• [Required task]
Go through each line of the records below and count those with the word "régi"; give only the total.

• [Materials provided]
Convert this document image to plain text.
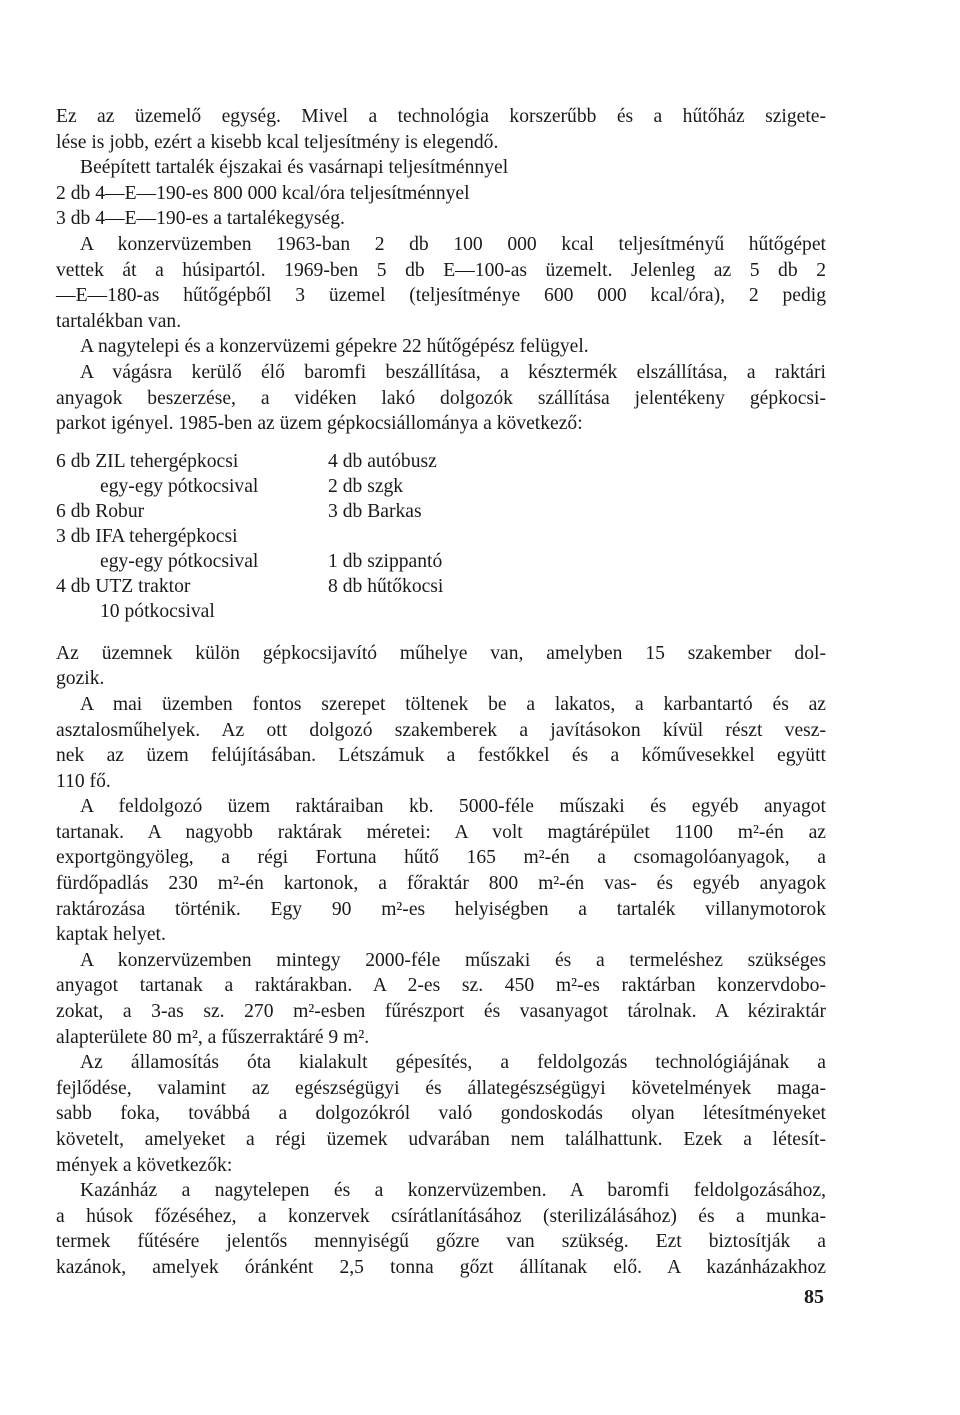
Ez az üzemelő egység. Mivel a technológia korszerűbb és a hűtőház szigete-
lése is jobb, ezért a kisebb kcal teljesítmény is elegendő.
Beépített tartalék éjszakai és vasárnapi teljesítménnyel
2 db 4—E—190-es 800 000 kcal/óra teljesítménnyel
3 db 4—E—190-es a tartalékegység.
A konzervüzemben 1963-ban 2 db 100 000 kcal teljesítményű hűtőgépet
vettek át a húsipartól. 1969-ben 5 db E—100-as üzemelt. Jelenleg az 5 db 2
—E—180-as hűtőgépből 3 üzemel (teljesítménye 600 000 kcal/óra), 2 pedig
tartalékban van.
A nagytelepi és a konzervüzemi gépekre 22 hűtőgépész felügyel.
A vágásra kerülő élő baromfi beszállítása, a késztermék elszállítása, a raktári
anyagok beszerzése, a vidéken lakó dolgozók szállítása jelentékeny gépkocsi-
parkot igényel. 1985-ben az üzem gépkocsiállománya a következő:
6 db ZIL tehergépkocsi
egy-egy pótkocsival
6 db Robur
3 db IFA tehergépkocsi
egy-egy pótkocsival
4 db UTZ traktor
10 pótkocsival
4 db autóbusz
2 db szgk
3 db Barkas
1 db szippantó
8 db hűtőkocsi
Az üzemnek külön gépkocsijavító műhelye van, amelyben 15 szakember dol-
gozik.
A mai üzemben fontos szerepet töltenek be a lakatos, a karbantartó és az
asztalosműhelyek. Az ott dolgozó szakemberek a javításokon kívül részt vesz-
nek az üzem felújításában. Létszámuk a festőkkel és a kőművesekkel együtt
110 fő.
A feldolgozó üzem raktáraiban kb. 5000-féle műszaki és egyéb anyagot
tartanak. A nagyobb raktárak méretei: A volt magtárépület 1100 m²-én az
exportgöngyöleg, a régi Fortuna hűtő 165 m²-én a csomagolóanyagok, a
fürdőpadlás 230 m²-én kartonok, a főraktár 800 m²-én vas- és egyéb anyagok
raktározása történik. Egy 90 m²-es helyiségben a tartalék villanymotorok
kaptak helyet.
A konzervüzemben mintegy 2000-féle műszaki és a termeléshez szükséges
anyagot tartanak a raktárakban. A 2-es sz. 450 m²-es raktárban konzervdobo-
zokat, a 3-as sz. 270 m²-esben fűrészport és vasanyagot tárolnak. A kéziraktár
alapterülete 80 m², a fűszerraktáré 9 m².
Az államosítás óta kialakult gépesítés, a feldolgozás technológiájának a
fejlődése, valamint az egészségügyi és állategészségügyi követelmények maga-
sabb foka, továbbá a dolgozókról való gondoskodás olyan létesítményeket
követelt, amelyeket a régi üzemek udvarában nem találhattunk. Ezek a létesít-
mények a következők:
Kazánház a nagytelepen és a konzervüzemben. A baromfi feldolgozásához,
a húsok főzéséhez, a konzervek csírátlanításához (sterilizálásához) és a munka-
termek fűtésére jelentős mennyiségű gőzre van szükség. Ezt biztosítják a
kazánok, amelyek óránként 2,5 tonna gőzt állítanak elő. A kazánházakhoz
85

==

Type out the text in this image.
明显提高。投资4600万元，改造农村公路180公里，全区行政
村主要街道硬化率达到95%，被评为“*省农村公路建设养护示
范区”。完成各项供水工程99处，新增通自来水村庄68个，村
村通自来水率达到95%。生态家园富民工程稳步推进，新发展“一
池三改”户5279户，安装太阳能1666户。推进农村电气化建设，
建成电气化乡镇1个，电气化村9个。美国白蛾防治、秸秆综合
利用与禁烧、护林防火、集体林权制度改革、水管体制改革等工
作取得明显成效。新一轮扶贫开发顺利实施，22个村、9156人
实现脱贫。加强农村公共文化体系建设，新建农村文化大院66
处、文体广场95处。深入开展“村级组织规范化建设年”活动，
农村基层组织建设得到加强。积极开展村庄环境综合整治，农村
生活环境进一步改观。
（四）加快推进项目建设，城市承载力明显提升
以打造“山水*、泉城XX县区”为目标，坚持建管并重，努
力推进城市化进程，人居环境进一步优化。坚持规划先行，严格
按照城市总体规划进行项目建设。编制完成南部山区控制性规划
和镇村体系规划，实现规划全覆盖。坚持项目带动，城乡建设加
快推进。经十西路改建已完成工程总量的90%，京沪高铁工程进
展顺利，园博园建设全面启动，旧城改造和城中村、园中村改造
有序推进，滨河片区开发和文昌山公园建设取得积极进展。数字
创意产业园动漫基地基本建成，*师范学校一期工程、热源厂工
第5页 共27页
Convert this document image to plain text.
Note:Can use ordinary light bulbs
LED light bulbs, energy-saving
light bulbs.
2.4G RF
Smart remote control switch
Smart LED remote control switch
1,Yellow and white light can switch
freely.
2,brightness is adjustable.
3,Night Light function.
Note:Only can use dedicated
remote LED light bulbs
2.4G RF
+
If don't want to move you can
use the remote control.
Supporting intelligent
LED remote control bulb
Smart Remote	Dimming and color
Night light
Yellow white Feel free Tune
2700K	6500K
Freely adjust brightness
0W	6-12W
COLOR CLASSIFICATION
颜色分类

--

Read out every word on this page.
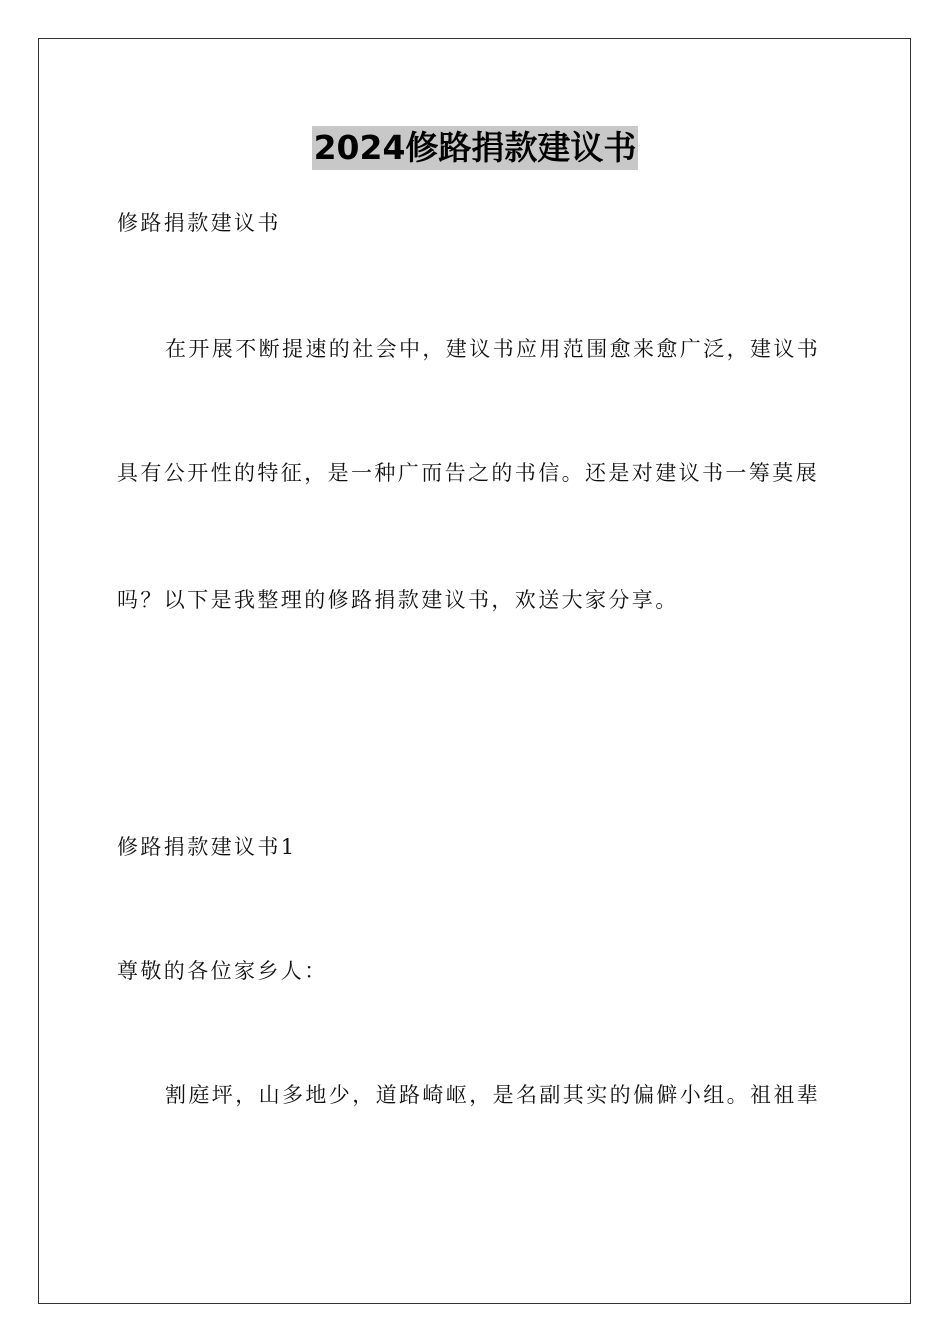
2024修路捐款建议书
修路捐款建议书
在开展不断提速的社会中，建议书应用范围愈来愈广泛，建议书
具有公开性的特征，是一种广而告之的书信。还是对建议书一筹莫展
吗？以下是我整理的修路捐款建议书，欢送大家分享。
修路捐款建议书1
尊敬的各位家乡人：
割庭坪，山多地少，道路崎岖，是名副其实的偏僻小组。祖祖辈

• [Answer to this task]
2